Rows from a dataset:
——
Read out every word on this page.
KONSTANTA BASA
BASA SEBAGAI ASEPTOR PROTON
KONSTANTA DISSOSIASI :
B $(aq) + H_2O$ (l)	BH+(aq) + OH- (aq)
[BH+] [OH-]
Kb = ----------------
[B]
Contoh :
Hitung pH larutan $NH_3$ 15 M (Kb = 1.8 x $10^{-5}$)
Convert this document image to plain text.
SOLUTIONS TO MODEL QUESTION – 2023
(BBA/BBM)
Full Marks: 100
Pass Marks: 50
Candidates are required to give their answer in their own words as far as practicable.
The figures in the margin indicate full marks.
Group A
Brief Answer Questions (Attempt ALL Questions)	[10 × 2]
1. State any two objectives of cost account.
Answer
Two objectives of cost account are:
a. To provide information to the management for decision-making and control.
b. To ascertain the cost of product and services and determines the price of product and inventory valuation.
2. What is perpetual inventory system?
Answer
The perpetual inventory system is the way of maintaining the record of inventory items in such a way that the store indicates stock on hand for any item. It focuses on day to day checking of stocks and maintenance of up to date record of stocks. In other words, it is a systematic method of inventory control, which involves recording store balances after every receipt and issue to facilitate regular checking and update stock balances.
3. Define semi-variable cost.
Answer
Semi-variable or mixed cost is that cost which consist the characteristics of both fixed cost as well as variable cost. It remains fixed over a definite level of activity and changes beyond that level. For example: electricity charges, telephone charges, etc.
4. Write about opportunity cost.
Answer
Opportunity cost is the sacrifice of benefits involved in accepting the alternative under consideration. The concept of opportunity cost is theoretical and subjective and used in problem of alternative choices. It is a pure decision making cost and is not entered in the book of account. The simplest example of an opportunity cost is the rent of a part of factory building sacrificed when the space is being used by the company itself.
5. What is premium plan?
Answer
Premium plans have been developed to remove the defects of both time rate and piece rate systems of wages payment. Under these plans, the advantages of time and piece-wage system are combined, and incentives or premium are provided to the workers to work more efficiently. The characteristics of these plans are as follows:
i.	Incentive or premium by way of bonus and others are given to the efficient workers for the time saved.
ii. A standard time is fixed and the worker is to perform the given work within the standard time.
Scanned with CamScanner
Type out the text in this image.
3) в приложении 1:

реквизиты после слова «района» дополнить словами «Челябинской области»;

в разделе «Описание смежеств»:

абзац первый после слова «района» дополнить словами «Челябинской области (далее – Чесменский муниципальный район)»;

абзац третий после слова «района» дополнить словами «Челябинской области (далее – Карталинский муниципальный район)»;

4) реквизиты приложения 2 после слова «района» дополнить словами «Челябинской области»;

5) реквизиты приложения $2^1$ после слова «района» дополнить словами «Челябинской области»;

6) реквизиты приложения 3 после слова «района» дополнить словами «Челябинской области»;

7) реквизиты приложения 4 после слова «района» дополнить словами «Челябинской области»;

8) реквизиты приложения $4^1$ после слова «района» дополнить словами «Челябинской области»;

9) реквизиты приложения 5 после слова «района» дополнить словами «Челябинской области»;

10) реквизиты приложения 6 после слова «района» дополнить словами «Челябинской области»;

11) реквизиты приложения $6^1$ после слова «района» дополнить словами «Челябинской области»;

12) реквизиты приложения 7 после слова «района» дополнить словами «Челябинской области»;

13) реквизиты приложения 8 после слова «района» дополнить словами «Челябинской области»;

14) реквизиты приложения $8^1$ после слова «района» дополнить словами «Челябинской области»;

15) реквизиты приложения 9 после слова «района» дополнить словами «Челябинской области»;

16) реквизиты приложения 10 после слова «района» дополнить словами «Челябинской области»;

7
——
## [What is being asked]
Output the full listing exactly as it stands.

## [Solution for this exercise]
Read out every word on this page.
KONSTANTA BASA
BASA SEBAGAI ASEPTOR PROTON
KONSTANTA DISSOSIASI :
B $(aq) + H_2O$ (l)	BH+(aq) + OH- (aq)
[BH+] [OH-]
Kb = ----------------
[B]
Contoh :
Hitung pH larutan $NH_3$ 15 M (Kb = 1.8 x $10^{-5}$)
Convert this document image to plain text.
SOLUTIONS TO MODEL QUESTION – 2023
(BBA/BBM)
Full Marks: 100
Pass Marks: 50
Candidates are required to give their answer in their own words as far as practicable.
The figures in the margin indicate full marks.
Group A
Brief Answer Questions (Attempt ALL Questions)	[10 × 2]
1. State any two objectives of cost account.
Answer
Two objectives of cost account are:
a. To provide information to the management for decision-making and control.
b. To ascertain the cost of product and services and determines the price of product and inventory valuation.
2. What is perpetual inventory system?
Answer
The perpetual inventory system is the way of maintaining the record of inventory items in such a way that the store indicates stock on hand for any item. It focuses on day to day checking of stocks and maintenance of up to date record of stocks. In other words, it is a systematic method of inventory control, which involves recording store balances after every receipt and issue to facilitate regular checking and update stock balances.
3. Define semi-variable cost.
Answer
Semi-variable or mixed cost is that cost which consist the characteristics of both fixed cost as well as variable cost. It remains fixed over a definite level of activity and changes beyond that level. For example: electricity charges, telephone charges, etc.
4. Write about opportunity cost.
Answer
Opportunity cost is the sacrifice of benefits involved in accepting the alternative under consideration. The concept of opportunity cost is theoretical and subjective and used in problem of alternative choices. It is a pure decision making cost and is not entered in the book of account. The simplest example of an opportunity cost is the rent of a part of factory building sacrificed when the space is being used by the company itself.
5. What is premium plan?
Answer
Premium plans have been developed to remove the defects of both time rate and piece rate systems of wages payment. Under these plans, the advantages of time and piece-wage system are combined, and incentives or premium are provided to the workers to work more efficiently. The characteristics of these plans are as follows:
i.	Incentive or premium by way of bonus and others are given to the efficient workers for the time saved.
ii. A standard time is fixed and the worker is to perform the given work within the standard time.
Scanned with CamScanner
Type out the text in this image.
3) в приложении 1:

реквизиты после слова «района» дополнить словами «Челябинской области»;

в разделе «Описание смежеств»:

абзац первый после слова «района» дополнить словами «Челябинской области (далее – Чесменский муниципальный район)»;

абзац третий после слова «района» дополнить словами «Челябинской области (далее – Карталинский муниципальный район)»;

4) реквизиты приложения 2 после слова «района» дополнить словами «Челябинской области»;

5) реквизиты приложения $2^1$ после слова «района» дополнить словами «Челябинской области»;

6) реквизиты приложения 3 после слова «района» дополнить словами «Челябинской области»;

7) реквизиты приложения 4 после слова «района» дополнить словами «Челябинской области»;

8) реквизиты приложения $4^1$ после слова «района» дополнить словами «Челябинской области»;

9) реквизиты приложения 5 после слова «района» дополнить словами «Челябинской области»;

10) реквизиты приложения 6 после слова «района» дополнить словами «Челябинской области»;

11) реквизиты приложения $6^1$ после слова «района» дополнить словами «Челябинской области»;

12) реквизиты приложения 7 после слова «района» дополнить словами «Челябинской области»;

13) реквизиты приложения 8 после слова «района» дополнить словами «Челябинской области»;

14) реквизиты приложения $8^1$ после слова «района» дополнить словами «Челябинской области»;

15) реквизиты приложения 9 после слова «района» дополнить словами «Челябинской области»;

16) реквизиты приложения 10 после слова «района» дополнить словами «Челябинской области»;

7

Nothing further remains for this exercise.